Copy out every line containing the word "JSON".

(Rows from a figure dataset)
(begin)
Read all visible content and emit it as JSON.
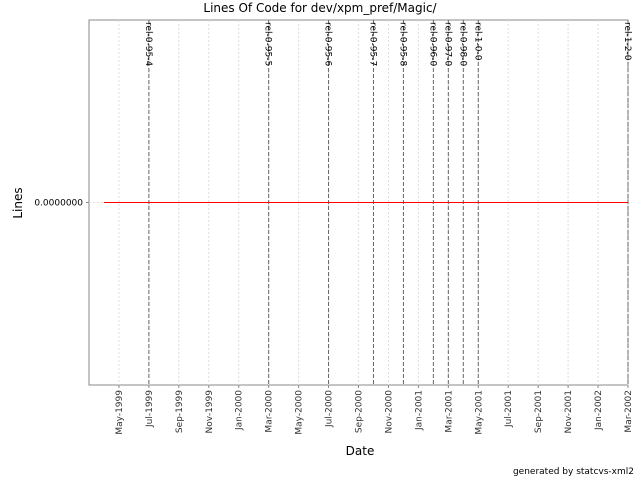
{
  "chart_data": {
    "type": "line",
    "title": "Lines Of Code for dev/xpm_pref/Magic/",
    "x_label": "Date",
    "y_label": "Lines",
    "footer": "generated by statcvs-xml2",
    "x": [
      "1999-04",
      "2002-03"
    ],
    "series": [
      {
        "name": "Lines",
        "color": "#ff0000",
        "values": [
          0,
          0
        ]
      }
    ],
    "xlim": [
      "1999-03",
      "2002-03"
    ],
    "xticks": [
      {
        "value": "1999-05",
        "label": "May-1999"
      },
      {
        "value": "1999-07",
        "label": "Jul-1999"
      },
      {
        "value": "1999-09",
        "label": "Sep-1999"
      },
      {
        "value": "1999-11",
        "label": "Nov-1999"
      },
      {
        "value": "2000-01",
        "label": "Jan-2000"
      },
      {
        "value": "2000-03",
        "label": "Mar-2000"
      },
      {
        "value": "2000-05",
        "label": "May-2000"
      },
      {
        "value": "2000-07",
        "label": "Jul-2000"
      },
      {
        "value": "2000-09",
        "label": "Sep-2000"
      },
      {
        "value": "2000-11",
        "label": "Nov-2000"
      },
      {
        "value": "2001-01",
        "label": "Jan-2001"
      },
      {
        "value": "2001-03",
        "label": "Mar-2001"
      },
      {
        "value": "2001-05",
        "label": "May-2001"
      },
      {
        "value": "2001-07",
        "label": "Jul-2001"
      },
      {
        "value": "2001-09",
        "label": "Sep-2001"
      },
      {
        "value": "2001-11",
        "label": "Nov-2001"
      },
      {
        "value": "2002-01",
        "label": "Jan-2002"
      },
      {
        "value": "2002-03",
        "label": "Mar-2002"
      }
    ],
    "ylim": [
      -1,
      1
    ],
    "yticks": [
      {
        "value": 0,
        "label": "0.0000000"
      }
    ],
    "grid": true,
    "markers": [
      {
        "label": "rel-0-95-4",
        "x": "1999-07"
      },
      {
        "label": "rel-0-95-5",
        "x": "2000-03"
      },
      {
        "label": "rel-0-95-6",
        "x": "2000-07"
      },
      {
        "label": "rel-0-95-7",
        "x": "2000-10"
      },
      {
        "label": "rel-0-95-8",
        "x": "2000-12"
      },
      {
        "label": "rel-0-96-0",
        "x": "2001-02"
      },
      {
        "label": "rel-0-97-0",
        "x": "2001-03"
      },
      {
        "label": "rel-0-98-0",
        "x": "2001-04"
      },
      {
        "label": "rel-1-0-0",
        "x": "2001-05"
      },
      {
        "label": "rel-1-2-0",
        "x": "2002-03"
      }
    ]
  }
}
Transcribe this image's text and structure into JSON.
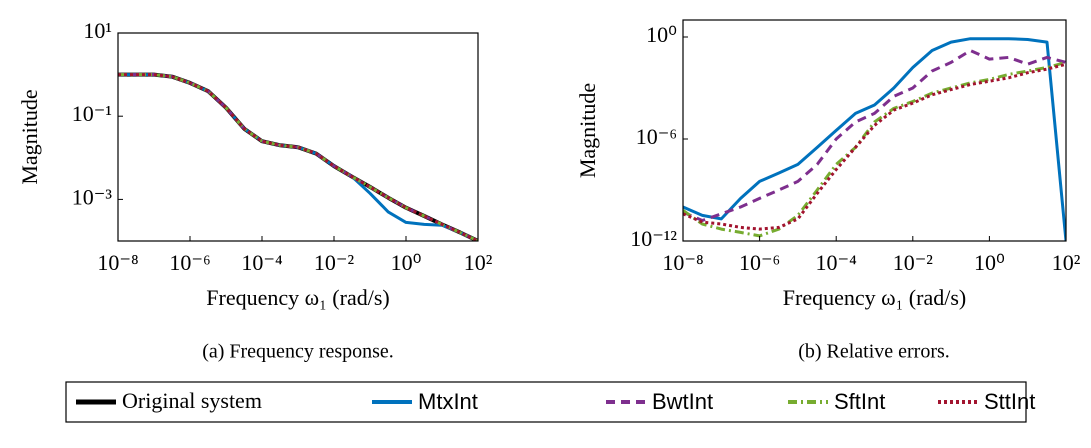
{
  "chart_data": [
    {
      "type": "line",
      "ylabel": "Magnitude",
      "xlabel": "Frequency ω₁ (rad/s)",
      "caption": "(a) Frequency response.",
      "log_x": true,
      "log_y": true,
      "xlim": [
        1e-08,
        100
      ],
      "ylim": [
        0.0001,
        10
      ],
      "xticks": [
        {
          "value": 1e-08,
          "label": "10⁻⁸"
        },
        {
          "value": 1e-06,
          "label": "10⁻⁶"
        },
        {
          "value": 0.0001,
          "label": "10⁻⁴"
        },
        {
          "value": 0.01,
          "label": "10⁻²"
        },
        {
          "value": 1,
          "label": "10⁰"
        },
        {
          "value": 100,
          "label": "10²"
        }
      ],
      "yticks": [
        {
          "value": 10,
          "label": "10¹"
        },
        {
          "value": 0.1,
          "label": "10⁻¹"
        },
        {
          "value": 0.001,
          "label": "10⁻³"
        }
      ],
      "x": [
        1e-08,
        3.2e-08,
        1e-07,
        3.2e-07,
        1e-06,
        3.2e-06,
        1e-05,
        3.2e-05,
        0.0001,
        0.00032,
        0.001,
        0.0032,
        0.01,
        0.032,
        0.1,
        0.32,
        1,
        3.2,
        10,
        32,
        100
      ],
      "series": [
        {
          "name": "Original system",
          "color": "#000000",
          "style": "solid",
          "values": [
            1,
            1,
            1,
            0.89,
            0.63,
            0.4,
            0.16,
            0.05,
            0.025,
            0.02,
            0.018,
            0.0126,
            0.0063,
            0.0035,
            0.002,
            0.0011,
            0.00063,
            0.0004,
            0.00025,
            0.00016,
            0.0001
          ]
        },
        {
          "name": "MtxInt",
          "color": "#0072bd",
          "style": "solid",
          "values": [
            1,
            1,
            1,
            0.89,
            0.63,
            0.4,
            0.16,
            0.05,
            0.025,
            0.02,
            0.018,
            0.0126,
            0.0063,
            0.0035,
            0.0014,
            0.0005,
            0.00028,
            0.00025,
            0.00024,
            0.00016,
            0.0001
          ]
        },
        {
          "name": "BwtInt",
          "color": "#7e2f8e",
          "style": "dashed",
          "values": [
            1,
            1,
            1,
            0.89,
            0.63,
            0.4,
            0.16,
            0.05,
            0.025,
            0.02,
            0.018,
            0.0126,
            0.0063,
            0.0035,
            0.002,
            0.0011,
            0.00063,
            0.0004,
            0.00025,
            0.00016,
            0.0001
          ]
        },
        {
          "name": "SftInt",
          "color": "#77ac30",
          "style": "dashdot",
          "values": [
            1,
            1,
            1,
            0.89,
            0.63,
            0.4,
            0.16,
            0.05,
            0.025,
            0.02,
            0.018,
            0.0126,
            0.0063,
            0.0035,
            0.002,
            0.0011,
            0.00063,
            0.0004,
            0.00025,
            0.00016,
            0.0001
          ]
        },
        {
          "name": "SttInt",
          "color": "#a2142f",
          "style": "dotted",
          "values": [
            1,
            1,
            1,
            0.89,
            0.63,
            0.4,
            0.16,
            0.05,
            0.025,
            0.02,
            0.018,
            0.0126,
            0.0063,
            0.0035,
            0.002,
            0.0011,
            0.00063,
            0.0004,
            0.00025,
            0.00016,
            0.0001
          ]
        }
      ]
    },
    {
      "type": "line",
      "ylabel": "Magnitude",
      "xlabel": "Frequency ω₁ (rad/s)",
      "caption": "(b) Relative errors.",
      "log_x": true,
      "log_y": true,
      "xlim": [
        1e-08,
        100
      ],
      "ylim": [
        1e-12,
        10
      ],
      "xticks": [
        {
          "value": 1e-08,
          "label": "10⁻⁸"
        },
        {
          "value": 1e-06,
          "label": "10⁻⁶"
        },
        {
          "value": 0.0001,
          "label": "10⁻⁴"
        },
        {
          "value": 0.01,
          "label": "10⁻²"
        },
        {
          "value": 1,
          "label": "10⁰"
        },
        {
          "value": 100,
          "label": "10²"
        }
      ],
      "yticks": [
        {
          "value": 1,
          "label": "10⁰"
        },
        {
          "value": 1e-06,
          "label": "10⁻⁶"
        },
        {
          "value": 1e-12,
          "label": "10⁻¹²"
        }
      ],
      "x": [
        1e-08,
        3.2e-08,
        1e-07,
        3.2e-07,
        1e-06,
        3.2e-06,
        1e-05,
        3.2e-05,
        0.0001,
        0.00032,
        0.001,
        0.0032,
        0.01,
        0.032,
        0.1,
        0.32,
        1,
        3.2,
        10,
        32,
        100
      ],
      "series": [
        {
          "name": "MtxInt",
          "color": "#0072bd",
          "style": "solid",
          "values": [
            1e-10,
            3.2e-11,
            2e-11,
            3.2e-10,
            3.2e-09,
            1e-08,
            3.2e-08,
            3.2e-07,
            3.2e-06,
            3.2e-05,
            0.0001,
            0.001,
            0.016,
            0.16,
            0.5,
            0.79,
            0.79,
            0.79,
            0.71,
            0.5,
            1e-12
          ]
        },
        {
          "name": "BwtInt",
          "color": "#7e2f8e",
          "style": "dashed",
          "values": [
            5e-11,
            1.6e-11,
            4e-11,
            1e-10,
            3.2e-10,
            1e-09,
            3.2e-09,
            3.2e-08,
            1e-06,
            1e-05,
            3.2e-05,
            0.00032,
            0.001,
            0.01,
            0.032,
            0.16,
            0.05,
            0.063,
            0.025,
            0.063,
            0.032
          ]
        },
        {
          "name": "SftInt",
          "color": "#77ac30",
          "style": "dashdot",
          "values": [
            6.3e-11,
            1e-11,
            5e-12,
            3.2e-12,
            2e-12,
            5e-12,
            3.2e-11,
            1e-09,
            3.2e-08,
            3.2e-07,
            1e-05,
            6.3e-05,
            0.00016,
            0.0005,
            0.001,
            0.002,
            0.0032,
            0.0063,
            0.01,
            0.016,
            0.032
          ]
        },
        {
          "name": "SttInt",
          "color": "#a2142f",
          "style": "dotted",
          "values": [
            4e-11,
            1.3e-11,
            1e-11,
            6.3e-12,
            5e-12,
            6.3e-12,
            2e-11,
            6.3e-10,
            1.6e-08,
            3.2e-07,
            6.3e-06,
            5e-05,
            0.00013,
            0.0004,
            0.0008,
            0.0016,
            0.0025,
            0.004,
            0.0079,
            0.013,
            0.025
          ]
        }
      ]
    }
  ]
}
(end)
_Answer to this task_.
Read all visible content and emit it as JSON.
Transcribe this image's text and structure into JSON.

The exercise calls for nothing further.